- **Written exercise**
Lines containing the string "group" are to be counted; report the number and nothing more.

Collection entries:

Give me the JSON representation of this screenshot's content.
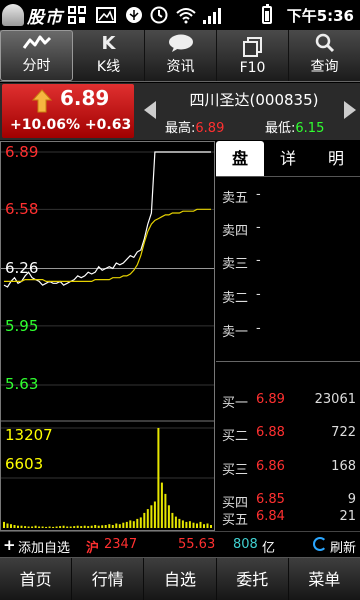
{
  "status_bar": {
    "app_name": "股市",
    "time": "下午5:36",
    "icons": [
      "grid-icon",
      "image-icon",
      "usb-icon",
      "clock-icon",
      "wifi-icon",
      "signal-icon",
      "battery-icon"
    ]
  },
  "tabs": [
    {
      "label": "分时",
      "icon": "wave-icon",
      "active": true
    },
    {
      "label": "K线",
      "icon": "k-icon",
      "glyph": "K",
      "active": false
    },
    {
      "label": "资讯",
      "icon": "chat-bubble-icon",
      "active": false
    },
    {
      "label": "F10",
      "icon": "pages-icon",
      "active": false
    },
    {
      "label": "查询",
      "icon": "search-icon",
      "active": false
    }
  ],
  "quote": {
    "last_price": "6.89",
    "change_pct": "+10.06%",
    "change": "+0.63",
    "stock_name": "四川圣达(000835)",
    "high_label": "最高:",
    "high": "6.89",
    "low_label": "最低:",
    "low": "6.15"
  },
  "chart": {
    "y_labels": [
      {
        "text": "6.89",
        "color": "#ff3030"
      },
      {
        "text": "6.58",
        "color": "#ff3030"
      },
      {
        "text": "6.26",
        "color": "#ffffff"
      },
      {
        "text": "5.95",
        "color": "#30ff30"
      },
      {
        "text": "5.63",
        "color": "#30ff30"
      }
    ],
    "volume_labels": [
      {
        "text": "13207",
        "color": "#ffff00"
      },
      {
        "text": "6603",
        "color": "#ffff00"
      }
    ]
  },
  "chart_data": {
    "type": "line",
    "title": "",
    "price_axis": {
      "ylim": [
        5.63,
        6.89
      ],
      "ticks": [
        6.89,
        6.58,
        6.26,
        5.95,
        5.63
      ],
      "prev_close": 6.26
    },
    "volume_axis": {
      "ylim": [
        0,
        13207
      ],
      "ticks": [
        13207,
        6603
      ]
    },
    "x_count": 60,
    "series": [
      {
        "color": "#ffffff",
        "values": [
          6.17,
          6.16,
          6.19,
          6.21,
          6.18,
          6.19,
          6.22,
          6.24,
          6.21,
          6.2,
          6.19,
          6.17,
          6.18,
          6.19,
          6.18,
          6.18,
          6.19,
          6.17,
          6.18,
          6.19,
          6.2,
          6.22,
          6.21,
          6.22,
          6.24,
          6.23,
          6.24,
          6.27,
          6.25,
          6.26,
          6.27,
          6.26,
          6.29,
          6.28,
          6.29,
          6.31,
          6.33,
          6.32,
          6.35,
          6.36,
          6.42,
          6.5,
          6.56,
          6.89,
          6.89,
          6.89,
          6.89,
          6.89,
          6.89,
          6.89,
          6.89,
          6.89,
          6.89,
          6.89,
          6.89,
          6.89,
          6.89,
          6.89,
          6.89,
          6.89
        ]
      },
      {
        "color": "#e6d200",
        "values": [
          6.19,
          6.19,
          6.19,
          6.19,
          6.19,
          6.19,
          6.2,
          6.2,
          6.2,
          6.2,
          6.2,
          6.2,
          6.19,
          6.19,
          6.19,
          6.19,
          6.19,
          6.19,
          6.19,
          6.19,
          6.19,
          6.19,
          6.19,
          6.19,
          6.19,
          6.19,
          6.2,
          6.2,
          6.2,
          6.2,
          6.2,
          6.21,
          6.21,
          6.21,
          6.22,
          6.22,
          6.23,
          6.25,
          6.28,
          6.33,
          6.4,
          6.46,
          6.5,
          6.52,
          6.53,
          6.54,
          6.55,
          6.55,
          6.56,
          6.56,
          6.56,
          6.57,
          6.57,
          6.57,
          6.57,
          6.58,
          6.58,
          6.58,
          6.58,
          6.58
        ]
      }
    ],
    "volume": [
      800,
      600,
      500,
      400,
      300,
      300,
      250,
      200,
      200,
      300,
      200,
      200,
      150,
      200,
      150,
      200,
      250,
      300,
      200,
      200,
      250,
      300,
      250,
      300,
      250,
      300,
      400,
      300,
      350,
      400,
      500,
      400,
      600,
      500,
      700,
      800,
      1000,
      900,
      1200,
      1400,
      2000,
      2500,
      3000,
      3500,
      13207,
      6000,
      4500,
      3000,
      2000,
      1500,
      1200,
      1000,
      800,
      900,
      700,
      600,
      800,
      500,
      600,
      400
    ]
  },
  "order_book": {
    "tabs": [
      {
        "label": "盘",
        "active": true
      },
      {
        "label": "详",
        "active": false
      },
      {
        "label": "明",
        "active": false
      }
    ],
    "sell": [
      {
        "label": "卖五",
        "price": "-",
        "volume": ""
      },
      {
        "label": "卖四",
        "price": "-",
        "volume": ""
      },
      {
        "label": "卖三",
        "price": "-",
        "volume": ""
      },
      {
        "label": "卖二",
        "price": "-",
        "volume": ""
      },
      {
        "label": "卖一",
        "price": "-",
        "volume": ""
      }
    ],
    "buy": [
      {
        "label": "买一",
        "price": "6.89",
        "volume": "23061"
      },
      {
        "label": "买二",
        "price": "6.88",
        "volume": "722"
      },
      {
        "label": "买三",
        "price": "6.86",
        "volume": "168"
      },
      {
        "label": "买四",
        "price": "6.85",
        "volume": "9"
      },
      {
        "label": "买五",
        "price": "6.84",
        "volume": "21"
      }
    ]
  },
  "index_bar": {
    "add_label": "添加自选",
    "market": "沪",
    "index_value": "2347",
    "index_change": "55.63",
    "amount": "808",
    "amount_unit": "亿",
    "refresh_label": "刷新"
  },
  "bottom_nav": [
    "首页",
    "行情",
    "自选",
    "委托",
    "菜单"
  ]
}
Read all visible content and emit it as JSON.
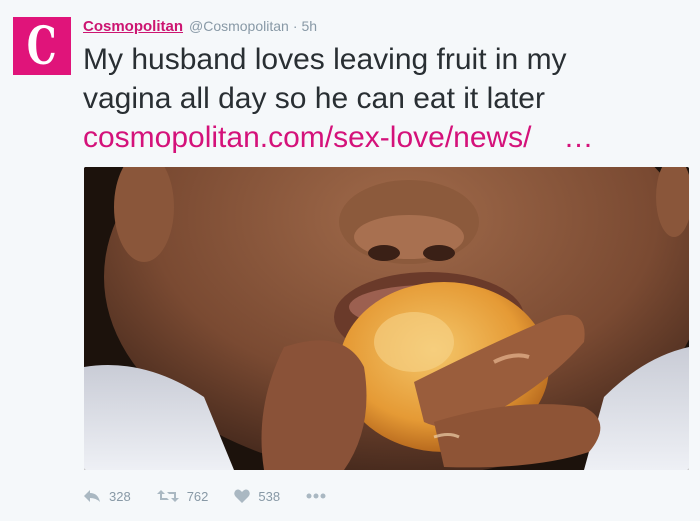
{
  "account": {
    "avatar_letter": "C",
    "display_name": "Cosmopolitan",
    "handle": "@Cosmopolitan",
    "separator": "·",
    "time": "5h"
  },
  "tweet": {
    "text_line_1": "My husband loves leaving fruit in my",
    "text_line_2": "vagina all day so he can eat it later",
    "link": "cosmopolitan.com/sex-love/news/",
    "ellipsis": "…"
  },
  "actions": {
    "reply_count": "328",
    "retweet_count": "762",
    "like_count": "538"
  },
  "icons": {
    "reply": "reply-icon",
    "retweet": "retweet-icon",
    "like": "heart-icon",
    "more": "more-icon"
  },
  "colors": {
    "brand": "#e0147a",
    "link": "#d4127a",
    "muted": "#8899a6",
    "text": "#292f33"
  }
}
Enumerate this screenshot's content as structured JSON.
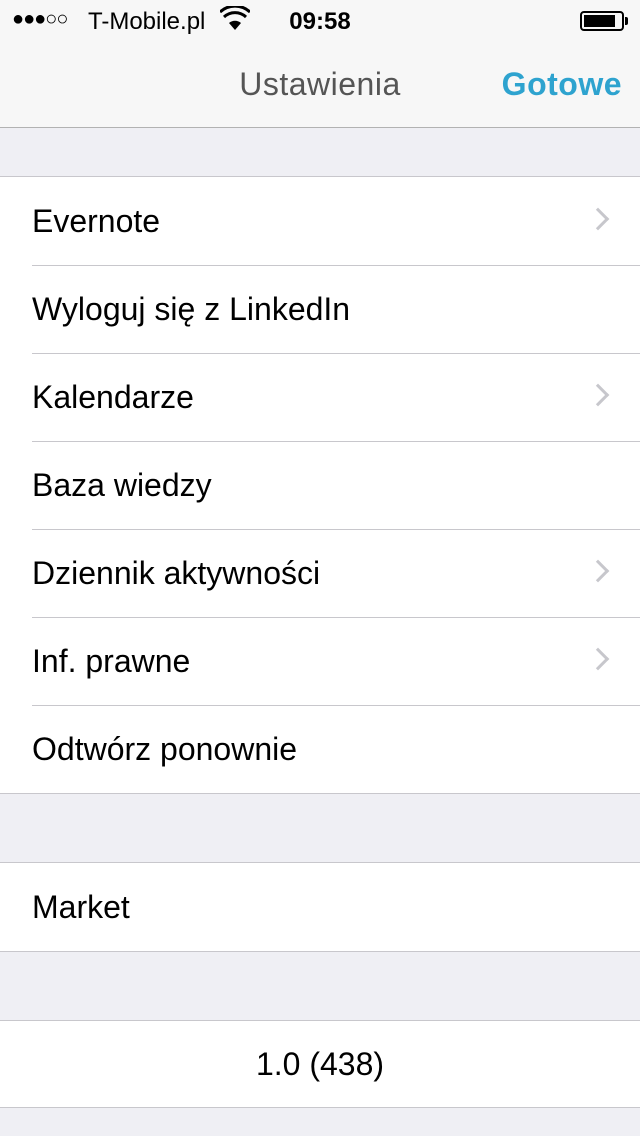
{
  "status_bar": {
    "signal": "●●●○○",
    "carrier": "T-Mobile.pl",
    "time": "09:58",
    "battery_level": 0.85
  },
  "nav": {
    "title": "Ustawienia",
    "done_label": "Gotowe"
  },
  "colors": {
    "accent": "#2ea3cf",
    "background": "#efeff4"
  },
  "settings": {
    "items": [
      {
        "label": "Evernote",
        "chevron": true
      },
      {
        "label": "Wyloguj się z LinkedIn",
        "chevron": false
      },
      {
        "label": "Kalendarze",
        "chevron": true
      },
      {
        "label": "Baza wiedzy",
        "chevron": false
      },
      {
        "label": "Dziennik aktywności",
        "chevron": true
      },
      {
        "label": "Inf. prawne",
        "chevron": true
      },
      {
        "label": "Odtwórz ponownie",
        "chevron": false
      }
    ]
  },
  "market": {
    "label": "Market"
  },
  "version": {
    "text": "1.0 (438)"
  }
}
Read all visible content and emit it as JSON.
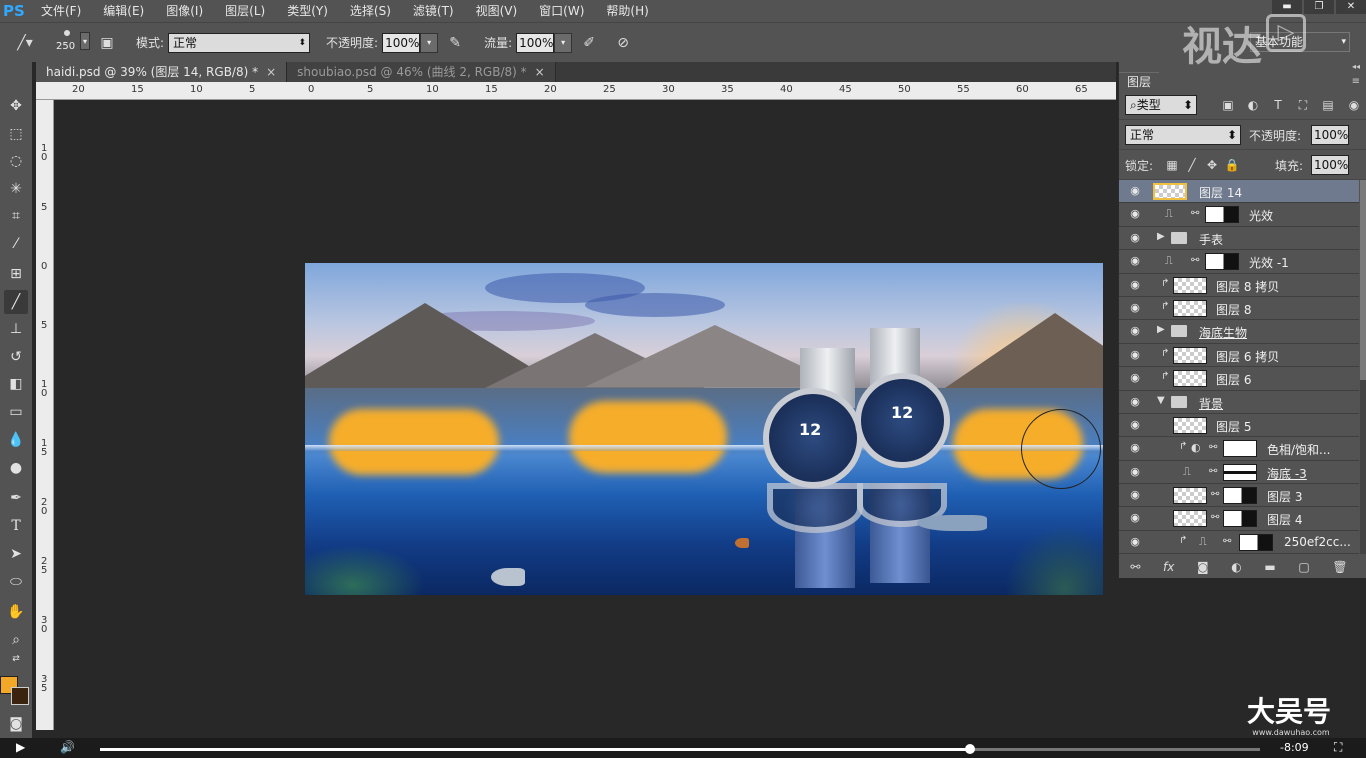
{
  "app_logo": "PS",
  "menu": [
    "文件(F)",
    "编辑(E)",
    "图像(I)",
    "图层(L)",
    "类型(Y)",
    "选择(S)",
    "滤镜(T)",
    "视图(V)",
    "窗口(W)",
    "帮助(H)"
  ],
  "options": {
    "brush_size": "250",
    "mode_label": "模式:",
    "mode_value": "正常",
    "opacity_label": "不透明度:",
    "opacity_value": "100%",
    "flow_label": "流量:",
    "flow_value": "100%",
    "workspace": "基本功能"
  },
  "tabs": [
    {
      "label": "haidi.psd @ 39% (图层 14, RGB/8) *",
      "active": true
    },
    {
      "label": "shoubiao.psd @ 46% (曲线 2, RGB/8) *",
      "active": false
    }
  ],
  "ruler_h": [
    "20",
    "15",
    "10",
    "5",
    "0",
    "5",
    "10",
    "15",
    "20",
    "25",
    "30",
    "35",
    "40",
    "45",
    "50",
    "55",
    "60",
    "65"
  ],
  "ruler_v": [
    "1\n0",
    "5",
    "0",
    "5",
    "1\n0",
    "1\n5",
    "2\n0",
    "2\n5",
    "3\n0",
    "3\n5"
  ],
  "colors": {
    "foreground": "#f4a828",
    "background": "#3a2410",
    "selection": "#6f7a8e"
  },
  "layers_panel": {
    "tab": "图层",
    "filter_kind": "类型",
    "blend_mode": "正常",
    "opacity_label": "不透明度:",
    "opacity_value": "100%",
    "lock_label": "锁定:",
    "fill_label": "填充:",
    "fill_value": "100%",
    "layers": [
      {
        "name": "图层 14",
        "type": "pixel",
        "selected": true
      },
      {
        "name": "光效",
        "type": "adjust-mask"
      },
      {
        "name": "手表",
        "type": "group-collapsed"
      },
      {
        "name": "光效 -1",
        "type": "adjust-mask"
      },
      {
        "name": "图层 8 拷贝",
        "type": "clipped-pixel"
      },
      {
        "name": "图层 8",
        "type": "clipped-pixel"
      },
      {
        "name": "海底生物",
        "type": "group-collapsed",
        "underline": true
      },
      {
        "name": "图层 6 拷贝",
        "type": "clipped-pixel"
      },
      {
        "name": "图层 6",
        "type": "clipped-pixel"
      },
      {
        "name": "背景",
        "type": "group-open",
        "underline": true
      },
      {
        "name": "图层 5",
        "type": "pixel-indented"
      },
      {
        "name": "色相/饱和...",
        "type": "hue-sat"
      },
      {
        "name": "海底 -3",
        "type": "adjust-line",
        "underline": true
      },
      {
        "name": "图层 3",
        "type": "pixel-mask"
      },
      {
        "name": "图层 4",
        "type": "pixel-mask"
      },
      {
        "name": "250ef2cc...",
        "type": "smart-clipped"
      }
    ]
  },
  "watermark_top": "视达",
  "watermark_bottom": "大吴号",
  "watermark_url": "www.dawuhao.com",
  "video": {
    "progress": 0.75,
    "time_left": "-8:09"
  }
}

- **Task response**
3